(Supplied entries)
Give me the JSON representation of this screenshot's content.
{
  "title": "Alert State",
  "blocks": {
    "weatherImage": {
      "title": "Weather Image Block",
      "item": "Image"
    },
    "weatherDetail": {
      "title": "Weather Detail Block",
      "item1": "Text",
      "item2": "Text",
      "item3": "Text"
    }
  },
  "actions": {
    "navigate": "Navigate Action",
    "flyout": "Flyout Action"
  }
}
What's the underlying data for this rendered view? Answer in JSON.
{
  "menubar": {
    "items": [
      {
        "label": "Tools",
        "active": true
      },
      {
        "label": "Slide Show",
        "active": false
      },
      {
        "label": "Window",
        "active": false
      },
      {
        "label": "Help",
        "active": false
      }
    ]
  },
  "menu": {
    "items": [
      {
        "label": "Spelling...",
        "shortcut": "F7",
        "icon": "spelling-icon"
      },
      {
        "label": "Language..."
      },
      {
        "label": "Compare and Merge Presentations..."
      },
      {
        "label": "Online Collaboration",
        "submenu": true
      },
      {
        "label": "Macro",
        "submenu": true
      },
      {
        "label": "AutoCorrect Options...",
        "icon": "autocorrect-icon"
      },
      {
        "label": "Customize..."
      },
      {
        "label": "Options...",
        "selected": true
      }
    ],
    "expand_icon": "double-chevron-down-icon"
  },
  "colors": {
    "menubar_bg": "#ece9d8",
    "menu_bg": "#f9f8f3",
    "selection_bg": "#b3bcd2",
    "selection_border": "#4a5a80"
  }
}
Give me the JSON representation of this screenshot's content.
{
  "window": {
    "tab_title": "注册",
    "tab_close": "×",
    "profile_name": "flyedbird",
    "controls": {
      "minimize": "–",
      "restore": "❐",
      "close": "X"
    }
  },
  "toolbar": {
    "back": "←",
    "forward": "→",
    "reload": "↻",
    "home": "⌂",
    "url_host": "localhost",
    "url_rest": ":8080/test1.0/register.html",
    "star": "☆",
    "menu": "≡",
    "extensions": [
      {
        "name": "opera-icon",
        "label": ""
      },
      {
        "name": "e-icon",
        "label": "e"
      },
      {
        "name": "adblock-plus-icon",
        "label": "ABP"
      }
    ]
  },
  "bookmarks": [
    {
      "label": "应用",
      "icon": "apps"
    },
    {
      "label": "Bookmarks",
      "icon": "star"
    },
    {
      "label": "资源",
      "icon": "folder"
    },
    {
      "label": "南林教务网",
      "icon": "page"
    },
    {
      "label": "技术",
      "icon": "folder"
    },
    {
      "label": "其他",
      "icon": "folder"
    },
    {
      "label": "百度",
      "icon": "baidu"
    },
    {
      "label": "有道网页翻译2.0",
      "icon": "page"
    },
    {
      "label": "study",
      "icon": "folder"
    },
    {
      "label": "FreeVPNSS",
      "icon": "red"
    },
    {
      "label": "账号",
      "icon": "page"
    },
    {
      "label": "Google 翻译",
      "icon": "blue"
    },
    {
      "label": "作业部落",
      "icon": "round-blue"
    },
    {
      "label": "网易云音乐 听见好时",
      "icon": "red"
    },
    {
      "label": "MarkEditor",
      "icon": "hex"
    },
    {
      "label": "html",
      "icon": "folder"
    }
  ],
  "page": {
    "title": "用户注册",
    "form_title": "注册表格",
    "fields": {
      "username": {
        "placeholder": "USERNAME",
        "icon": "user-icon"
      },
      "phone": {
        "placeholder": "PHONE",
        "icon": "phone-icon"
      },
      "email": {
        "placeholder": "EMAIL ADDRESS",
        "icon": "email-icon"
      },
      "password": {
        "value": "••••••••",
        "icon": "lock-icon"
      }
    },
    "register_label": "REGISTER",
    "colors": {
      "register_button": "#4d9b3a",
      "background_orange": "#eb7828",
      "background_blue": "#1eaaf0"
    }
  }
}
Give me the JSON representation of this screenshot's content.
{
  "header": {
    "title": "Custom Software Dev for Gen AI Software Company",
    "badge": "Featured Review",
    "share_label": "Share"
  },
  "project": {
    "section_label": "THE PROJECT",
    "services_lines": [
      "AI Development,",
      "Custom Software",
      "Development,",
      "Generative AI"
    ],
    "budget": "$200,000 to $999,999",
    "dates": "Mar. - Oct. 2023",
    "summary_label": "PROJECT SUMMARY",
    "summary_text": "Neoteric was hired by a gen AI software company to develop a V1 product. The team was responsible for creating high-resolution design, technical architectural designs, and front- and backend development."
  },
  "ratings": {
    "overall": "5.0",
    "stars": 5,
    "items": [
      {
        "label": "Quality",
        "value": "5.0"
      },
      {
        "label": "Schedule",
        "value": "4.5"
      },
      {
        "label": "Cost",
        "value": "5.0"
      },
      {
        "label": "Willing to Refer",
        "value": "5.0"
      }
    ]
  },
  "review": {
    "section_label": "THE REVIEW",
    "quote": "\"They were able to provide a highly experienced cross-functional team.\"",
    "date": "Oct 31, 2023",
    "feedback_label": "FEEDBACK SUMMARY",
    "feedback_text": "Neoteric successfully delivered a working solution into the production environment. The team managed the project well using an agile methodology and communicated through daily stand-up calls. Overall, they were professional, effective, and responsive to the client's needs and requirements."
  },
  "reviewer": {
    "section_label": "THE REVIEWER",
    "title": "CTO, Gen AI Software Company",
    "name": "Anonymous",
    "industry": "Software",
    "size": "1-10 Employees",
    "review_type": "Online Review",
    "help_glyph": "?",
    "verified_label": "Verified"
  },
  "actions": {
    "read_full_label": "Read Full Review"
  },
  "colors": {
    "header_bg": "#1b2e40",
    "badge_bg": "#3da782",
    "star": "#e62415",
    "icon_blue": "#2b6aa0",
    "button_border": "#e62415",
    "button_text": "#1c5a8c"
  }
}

(Given instruction) Using the records given above, list every line that includes the word "were".

(Written solution)
    "quote": "\"They were able to provide a highly experienced cross-functional team.\"",
    "feedback_text": "Neoteric successfully delivered a working solution into the production environment. The team managed the project well using an agile methodology and communicated through daily stand-up calls. Overall, they were professional, effective, and responsive to the client's needs and requirements."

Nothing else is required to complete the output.